» Problem requirements
Write out each record again exactly as it stands.

•••••

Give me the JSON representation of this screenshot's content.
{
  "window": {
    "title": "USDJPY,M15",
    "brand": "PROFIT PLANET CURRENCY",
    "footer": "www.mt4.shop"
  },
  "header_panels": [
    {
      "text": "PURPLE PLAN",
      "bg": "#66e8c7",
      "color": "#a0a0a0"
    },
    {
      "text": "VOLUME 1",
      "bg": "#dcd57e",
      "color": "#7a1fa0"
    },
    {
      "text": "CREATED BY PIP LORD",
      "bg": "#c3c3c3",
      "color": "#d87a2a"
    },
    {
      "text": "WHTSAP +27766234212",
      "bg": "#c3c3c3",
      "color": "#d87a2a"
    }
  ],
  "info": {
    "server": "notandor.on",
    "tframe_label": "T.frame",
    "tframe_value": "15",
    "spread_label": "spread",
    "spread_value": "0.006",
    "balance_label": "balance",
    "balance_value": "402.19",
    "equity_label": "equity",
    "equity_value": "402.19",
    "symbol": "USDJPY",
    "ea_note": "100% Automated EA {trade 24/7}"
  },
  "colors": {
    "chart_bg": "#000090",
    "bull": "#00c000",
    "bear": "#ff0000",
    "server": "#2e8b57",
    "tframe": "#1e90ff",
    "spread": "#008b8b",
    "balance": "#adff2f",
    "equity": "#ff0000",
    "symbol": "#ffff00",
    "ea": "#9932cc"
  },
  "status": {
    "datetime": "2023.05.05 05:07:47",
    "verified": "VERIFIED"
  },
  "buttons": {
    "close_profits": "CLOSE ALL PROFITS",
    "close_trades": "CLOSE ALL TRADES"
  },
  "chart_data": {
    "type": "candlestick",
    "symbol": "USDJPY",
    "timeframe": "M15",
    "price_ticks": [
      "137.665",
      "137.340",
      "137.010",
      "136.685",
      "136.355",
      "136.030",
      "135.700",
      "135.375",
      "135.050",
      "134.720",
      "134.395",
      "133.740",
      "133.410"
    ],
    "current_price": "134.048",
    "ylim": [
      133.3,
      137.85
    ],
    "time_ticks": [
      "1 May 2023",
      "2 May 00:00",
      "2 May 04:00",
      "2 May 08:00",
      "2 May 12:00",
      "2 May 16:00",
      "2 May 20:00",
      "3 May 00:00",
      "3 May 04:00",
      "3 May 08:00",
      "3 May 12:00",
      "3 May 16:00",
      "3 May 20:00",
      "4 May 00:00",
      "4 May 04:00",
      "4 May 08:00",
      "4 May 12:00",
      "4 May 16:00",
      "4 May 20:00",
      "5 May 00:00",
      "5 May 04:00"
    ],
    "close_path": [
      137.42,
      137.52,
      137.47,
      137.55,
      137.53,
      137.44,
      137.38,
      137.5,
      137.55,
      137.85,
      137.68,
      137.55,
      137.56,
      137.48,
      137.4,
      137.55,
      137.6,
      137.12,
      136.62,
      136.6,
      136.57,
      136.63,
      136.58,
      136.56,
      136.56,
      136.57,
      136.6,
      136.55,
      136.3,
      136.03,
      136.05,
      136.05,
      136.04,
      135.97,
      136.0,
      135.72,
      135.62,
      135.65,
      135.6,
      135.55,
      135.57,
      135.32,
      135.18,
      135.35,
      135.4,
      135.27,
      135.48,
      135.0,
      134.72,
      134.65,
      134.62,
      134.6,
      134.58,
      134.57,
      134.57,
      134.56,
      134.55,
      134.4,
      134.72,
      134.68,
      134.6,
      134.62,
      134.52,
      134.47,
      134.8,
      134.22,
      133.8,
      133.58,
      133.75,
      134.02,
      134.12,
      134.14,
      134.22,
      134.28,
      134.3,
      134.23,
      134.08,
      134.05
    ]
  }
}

•••••

» Result
Give me the JSON representation of this screenshot's content.
{
  "window": {
    "title": "USDJPY,M15",
    "brand": "PROFIT PLANET CURRENCY",
    "footer": "www.mt4.shop"
  },
  "header_panels": [
    {
      "text": "PURPLE PLAN",
      "bg": "#66e8c7",
      "color": "#a0a0a0"
    },
    {
      "text": "VOLUME 1",
      "bg": "#dcd57e",
      "color": "#7a1fa0"
    },
    {
      "text": "CREATED BY PIP LORD",
      "bg": "#c3c3c3",
      "color": "#d87a2a"
    },
    {
      "text": "WHTSAP +27766234212",
      "bg": "#c3c3c3",
      "color": "#d87a2a"
    }
  ],
  "info": {
    "server": "notandor.on",
    "tframe_label": "T.frame",
    "tframe_value": "15",
    "spread_label": "spread",
    "spread_value": "0.006",
    "balance_label": "balance",
    "balance_value": "402.19",
    "equity_label": "equity",
    "equity_value": "402.19",
    "symbol": "USDJPY",
    "ea_note": "100% Automated EA {trade 24/7}"
  },
  "colors": {
    "chart_bg": "#000090",
    "bull": "#00c000",
    "bear": "#ff0000",
    "server": "#2e8b57",
    "tframe": "#1e90ff",
    "spread": "#008b8b",
    "balance": "#adff2f",
    "equity": "#ff0000",
    "symbol": "#ffff00",
    "ea": "#9932cc"
  },
  "status": {
    "datetime": "2023.05.05 05:07:47",
    "verified": "VERIFIED"
  },
  "buttons": {
    "close_profits": "CLOSE ALL PROFITS",
    "close_trades": "CLOSE ALL TRADES"
  },
  "chart_data": {
    "type": "candlestick",
    "symbol": "USDJPY",
    "timeframe": "M15",
    "price_ticks": [
      "137.665",
      "137.340",
      "137.010",
      "136.685",
      "136.355",
      "136.030",
      "135.700",
      "135.375",
      "135.050",
      "134.720",
      "134.395",
      "133.740",
      "133.410"
    ],
    "current_price": "134.048",
    "ylim": [
      133.3,
      137.85
    ],
    "time_ticks": [
      "1 May 2023",
      "2 May 00:00",
      "2 May 04:00",
      "2 May 08:00",
      "2 May 12:00",
      "2 May 16:00",
      "2 May 20:00",
      "3 May 00:00",
      "3 May 04:00",
      "3 May 08:00",
      "3 May 12:00",
      "3 May 16:00",
      "3 May 20:00",
      "4 May 00:00",
      "4 May 04:00",
      "4 May 08:00",
      "4 May 12:00",
      "4 May 16:00",
      "4 May 20:00",
      "5 May 00:00",
      "5 May 04:00"
    ],
    "close_path": [
      137.42,
      137.52,
      137.47,
      137.55,
      137.53,
      137.44,
      137.38,
      137.5,
      137.55,
      137.85,
      137.68,
      137.55,
      137.56,
      137.48,
      137.4,
      137.55,
      137.6,
      137.12,
      136.62,
      136.6,
      136.57,
      136.63,
      136.58,
      136.56,
      136.56,
      136.57,
      136.6,
      136.55,
      136.3,
      136.03,
      136.05,
      136.05,
      136.04,
      135.97,
      136.0,
      135.72,
      135.62,
      135.65,
      135.6,
      135.55,
      135.57,
      135.32,
      135.18,
      135.35,
      135.4,
      135.27,
      135.48,
      135.0,
      134.72,
      134.65,
      134.62,
      134.6,
      134.58,
      134.57,
      134.57,
      134.56,
      134.55,
      134.4,
      134.72,
      134.68,
      134.6,
      134.62,
      134.52,
      134.47,
      134.8,
      134.22,
      133.8,
      133.58,
      133.75,
      134.02,
      134.12,
      134.14,
      134.22,
      134.28,
      134.3,
      134.23,
      134.08,
      134.05
    ]
  }
}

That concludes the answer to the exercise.